## Challenge
Images excluded, repeat each entry below exactly.

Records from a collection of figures
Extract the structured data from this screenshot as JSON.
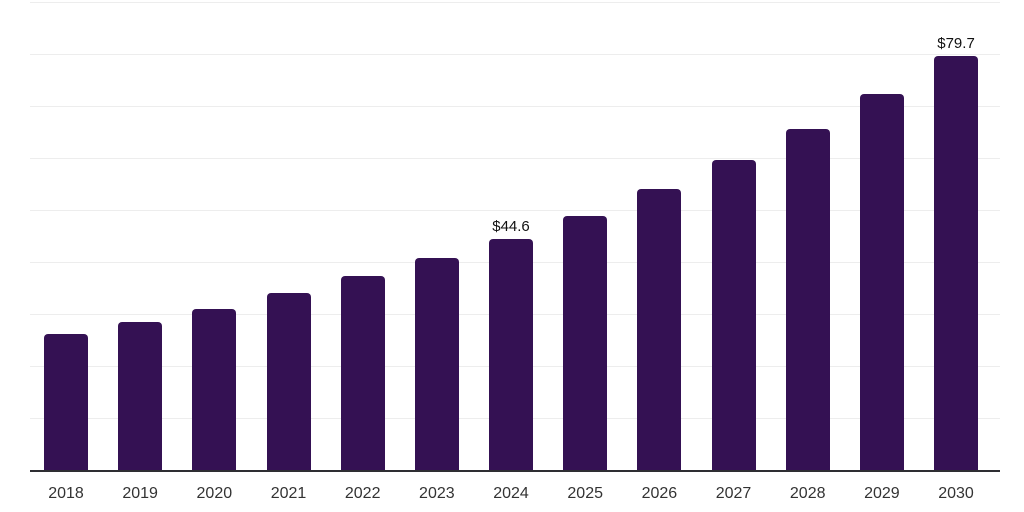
{
  "chart": {
    "bar_color": "#341153",
    "grid_color": "#ededed",
    "axis_color": "#2e2e33",
    "value_label_color": "#111111",
    "tick_label_color": "#333333",
    "background_color": "#ffffff"
  },
  "chart_data": {
    "type": "bar",
    "title": "",
    "xlabel": "",
    "ylabel": "",
    "categories": [
      "2018",
      "2019",
      "2020",
      "2021",
      "2022",
      "2023",
      "2024",
      "2025",
      "2026",
      "2027",
      "2028",
      "2029",
      "2030"
    ],
    "values": [
      26.3,
      28.5,
      31.1,
      34.1,
      37.4,
      40.8,
      44.6,
      49.0,
      54.1,
      59.7,
      65.6,
      72.3,
      79.7
    ],
    "data_labels": [
      {
        "category": "2024",
        "label": "$44.6"
      },
      {
        "category": "2030",
        "label": "$79.7"
      }
    ],
    "currency_prefix": "$",
    "ylim": [
      0,
      90
    ],
    "gridline_step": 10,
    "grid": "horizontal",
    "y_axis_labels_visible": false,
    "legend": "none"
  }
}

## Output for this task
Extract the structured data from this screenshot as JSON.
{
  "chart": {
    "bar_color": "#341153",
    "grid_color": "#ededed",
    "axis_color": "#2e2e33",
    "value_label_color": "#111111",
    "tick_label_color": "#333333",
    "background_color": "#ffffff"
  },
  "chart_data": {
    "type": "bar",
    "title": "",
    "xlabel": "",
    "ylabel": "",
    "categories": [
      "2018",
      "2019",
      "2020",
      "2021",
      "2022",
      "2023",
      "2024",
      "2025",
      "2026",
      "2027",
      "2028",
      "2029",
      "2030"
    ],
    "values": [
      26.3,
      28.5,
      31.1,
      34.1,
      37.4,
      40.8,
      44.6,
      49.0,
      54.1,
      59.7,
      65.6,
      72.3,
      79.7
    ],
    "data_labels": [
      {
        "category": "2024",
        "label": "$44.6"
      },
      {
        "category": "2030",
        "label": "$79.7"
      }
    ],
    "currency_prefix": "$",
    "ylim": [
      0,
      90
    ],
    "gridline_step": 10,
    "grid": "horizontal",
    "y_axis_labels_visible": false,
    "legend": "none"
  }
}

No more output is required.